--- start Excerpted data ---
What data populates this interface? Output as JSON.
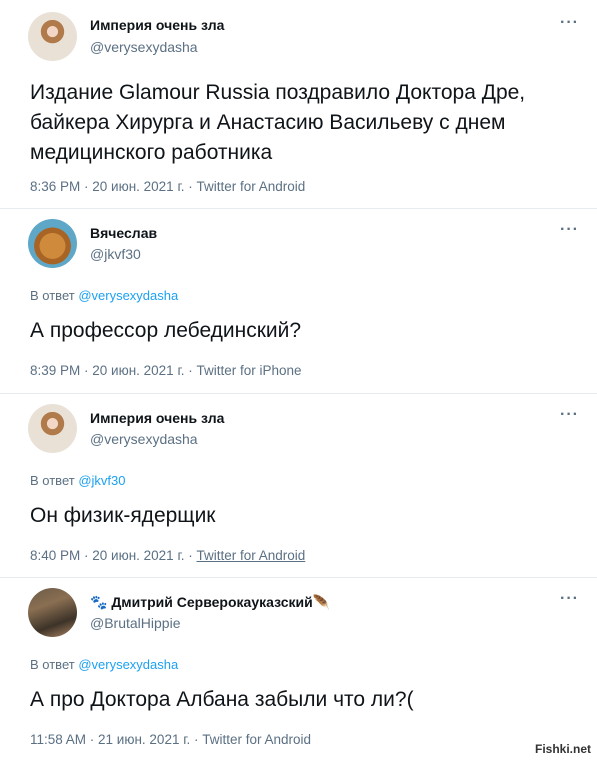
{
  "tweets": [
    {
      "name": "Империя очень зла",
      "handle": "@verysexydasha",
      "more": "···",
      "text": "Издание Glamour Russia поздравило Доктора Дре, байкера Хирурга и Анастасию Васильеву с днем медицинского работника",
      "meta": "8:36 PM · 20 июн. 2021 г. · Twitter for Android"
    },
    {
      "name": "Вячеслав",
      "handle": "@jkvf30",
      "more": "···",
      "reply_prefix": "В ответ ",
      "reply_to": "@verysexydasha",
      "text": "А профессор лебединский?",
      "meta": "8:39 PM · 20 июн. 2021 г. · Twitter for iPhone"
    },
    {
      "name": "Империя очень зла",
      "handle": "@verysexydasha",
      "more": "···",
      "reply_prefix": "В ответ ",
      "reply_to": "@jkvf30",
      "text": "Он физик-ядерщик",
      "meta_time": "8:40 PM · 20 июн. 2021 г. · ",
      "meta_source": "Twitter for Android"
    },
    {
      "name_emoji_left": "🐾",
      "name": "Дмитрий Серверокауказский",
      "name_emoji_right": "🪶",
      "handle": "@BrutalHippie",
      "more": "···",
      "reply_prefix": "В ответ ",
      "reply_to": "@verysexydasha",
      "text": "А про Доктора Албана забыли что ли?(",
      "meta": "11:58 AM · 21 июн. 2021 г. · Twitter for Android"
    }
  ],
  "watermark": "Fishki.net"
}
--- end Excerpted data ---
--- start Excerpted data ---
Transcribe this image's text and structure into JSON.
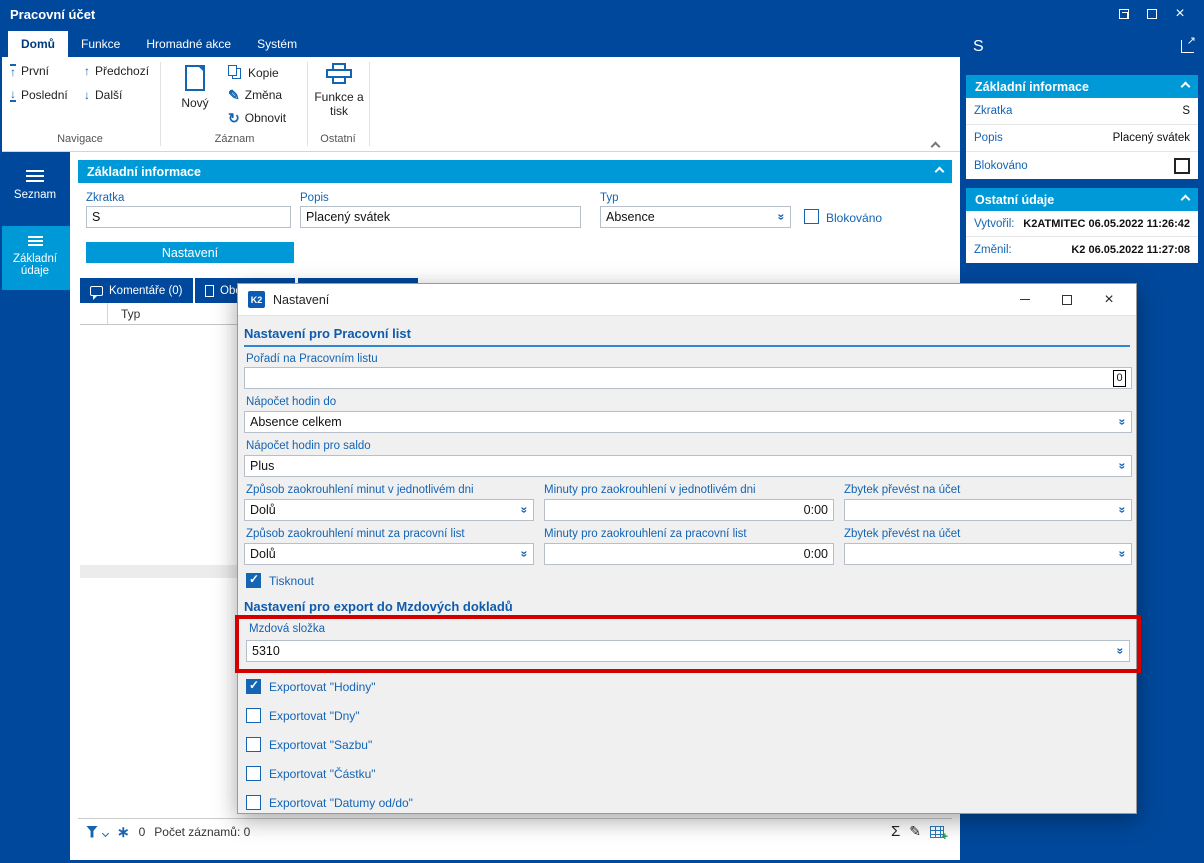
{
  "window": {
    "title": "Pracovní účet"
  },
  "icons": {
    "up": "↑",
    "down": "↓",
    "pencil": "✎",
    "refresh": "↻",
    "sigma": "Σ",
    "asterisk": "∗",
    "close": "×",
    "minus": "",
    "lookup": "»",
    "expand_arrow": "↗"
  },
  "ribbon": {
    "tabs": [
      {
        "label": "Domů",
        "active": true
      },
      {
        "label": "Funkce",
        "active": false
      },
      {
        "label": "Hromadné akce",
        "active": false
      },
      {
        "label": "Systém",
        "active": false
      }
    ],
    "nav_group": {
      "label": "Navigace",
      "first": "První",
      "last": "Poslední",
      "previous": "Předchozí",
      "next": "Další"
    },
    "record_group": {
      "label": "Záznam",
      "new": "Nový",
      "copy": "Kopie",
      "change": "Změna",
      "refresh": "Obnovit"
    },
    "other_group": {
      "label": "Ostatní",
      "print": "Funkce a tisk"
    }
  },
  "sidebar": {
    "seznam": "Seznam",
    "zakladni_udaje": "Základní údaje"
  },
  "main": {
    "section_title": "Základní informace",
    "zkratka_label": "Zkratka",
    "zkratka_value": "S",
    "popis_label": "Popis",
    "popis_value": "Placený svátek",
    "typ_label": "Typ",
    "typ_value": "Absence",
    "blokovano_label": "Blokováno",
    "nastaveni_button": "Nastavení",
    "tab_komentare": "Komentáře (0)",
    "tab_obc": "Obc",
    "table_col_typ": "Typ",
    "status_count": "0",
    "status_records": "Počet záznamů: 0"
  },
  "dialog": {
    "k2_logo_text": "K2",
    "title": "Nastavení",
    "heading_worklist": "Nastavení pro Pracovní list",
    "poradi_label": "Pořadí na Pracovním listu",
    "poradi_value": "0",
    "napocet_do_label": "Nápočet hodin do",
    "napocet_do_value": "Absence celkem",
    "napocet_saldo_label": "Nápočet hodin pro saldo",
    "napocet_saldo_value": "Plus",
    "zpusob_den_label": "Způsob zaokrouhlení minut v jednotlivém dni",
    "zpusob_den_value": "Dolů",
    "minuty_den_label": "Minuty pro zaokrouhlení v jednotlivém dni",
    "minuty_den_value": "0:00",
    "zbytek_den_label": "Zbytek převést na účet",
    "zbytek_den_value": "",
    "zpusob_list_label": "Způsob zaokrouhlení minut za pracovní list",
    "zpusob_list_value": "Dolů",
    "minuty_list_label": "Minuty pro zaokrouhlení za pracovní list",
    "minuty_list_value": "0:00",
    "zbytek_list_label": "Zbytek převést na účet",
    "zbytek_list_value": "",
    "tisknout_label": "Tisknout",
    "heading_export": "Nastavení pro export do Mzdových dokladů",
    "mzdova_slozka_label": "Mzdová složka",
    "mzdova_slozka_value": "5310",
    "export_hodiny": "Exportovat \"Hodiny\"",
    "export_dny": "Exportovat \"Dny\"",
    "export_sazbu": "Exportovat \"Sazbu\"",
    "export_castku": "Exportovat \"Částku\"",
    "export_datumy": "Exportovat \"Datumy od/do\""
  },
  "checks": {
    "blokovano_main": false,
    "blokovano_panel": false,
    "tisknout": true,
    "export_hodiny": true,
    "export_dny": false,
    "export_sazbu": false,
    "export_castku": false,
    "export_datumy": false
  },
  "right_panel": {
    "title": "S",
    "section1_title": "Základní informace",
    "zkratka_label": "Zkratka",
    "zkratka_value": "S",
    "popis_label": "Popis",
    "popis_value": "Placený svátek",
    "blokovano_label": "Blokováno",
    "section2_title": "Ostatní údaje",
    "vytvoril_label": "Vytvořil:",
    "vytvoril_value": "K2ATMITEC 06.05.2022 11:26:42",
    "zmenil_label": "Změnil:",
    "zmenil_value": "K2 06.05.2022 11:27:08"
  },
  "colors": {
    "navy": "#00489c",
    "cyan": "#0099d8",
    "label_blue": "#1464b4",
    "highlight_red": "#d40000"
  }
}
--- end Excerpted data ---
--- start Excerpted data ---
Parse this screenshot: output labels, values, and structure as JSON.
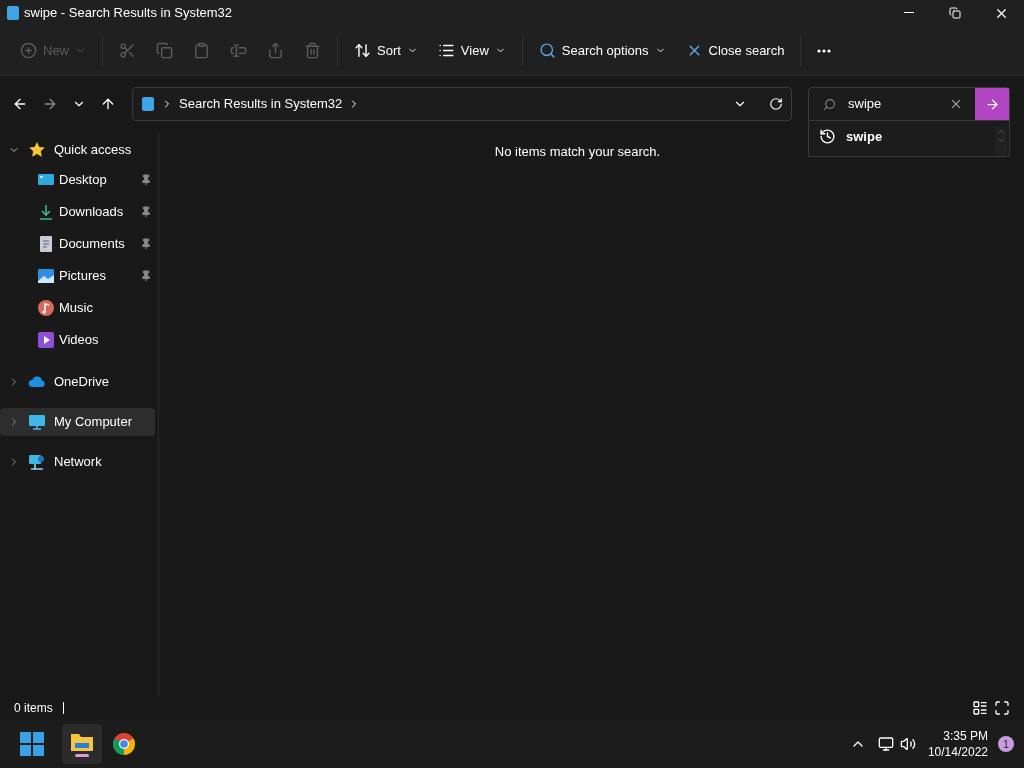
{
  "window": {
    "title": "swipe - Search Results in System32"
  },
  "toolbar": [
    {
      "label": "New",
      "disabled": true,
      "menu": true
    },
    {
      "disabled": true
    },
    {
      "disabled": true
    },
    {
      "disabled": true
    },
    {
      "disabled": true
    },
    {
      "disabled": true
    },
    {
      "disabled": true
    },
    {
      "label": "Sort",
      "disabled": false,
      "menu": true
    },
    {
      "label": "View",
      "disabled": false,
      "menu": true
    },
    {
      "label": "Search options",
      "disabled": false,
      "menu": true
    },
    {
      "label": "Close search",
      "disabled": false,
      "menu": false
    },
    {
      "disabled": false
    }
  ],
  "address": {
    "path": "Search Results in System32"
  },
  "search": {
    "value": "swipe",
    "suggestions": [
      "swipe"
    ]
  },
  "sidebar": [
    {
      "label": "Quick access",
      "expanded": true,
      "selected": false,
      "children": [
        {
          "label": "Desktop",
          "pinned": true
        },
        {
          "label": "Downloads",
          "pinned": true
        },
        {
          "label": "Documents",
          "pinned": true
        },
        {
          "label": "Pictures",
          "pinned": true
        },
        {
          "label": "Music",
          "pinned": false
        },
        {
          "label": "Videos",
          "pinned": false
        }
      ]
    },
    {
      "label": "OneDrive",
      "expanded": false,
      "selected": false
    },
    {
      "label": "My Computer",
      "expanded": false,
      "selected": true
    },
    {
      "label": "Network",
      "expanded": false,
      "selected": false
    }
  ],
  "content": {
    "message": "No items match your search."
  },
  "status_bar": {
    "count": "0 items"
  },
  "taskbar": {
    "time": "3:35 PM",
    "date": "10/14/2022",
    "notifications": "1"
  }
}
--- end Excerpted data ---
• _Exercise aim_
Tally the lines of the data that contain the string "Android" and report the total alone.

• _The answer_
3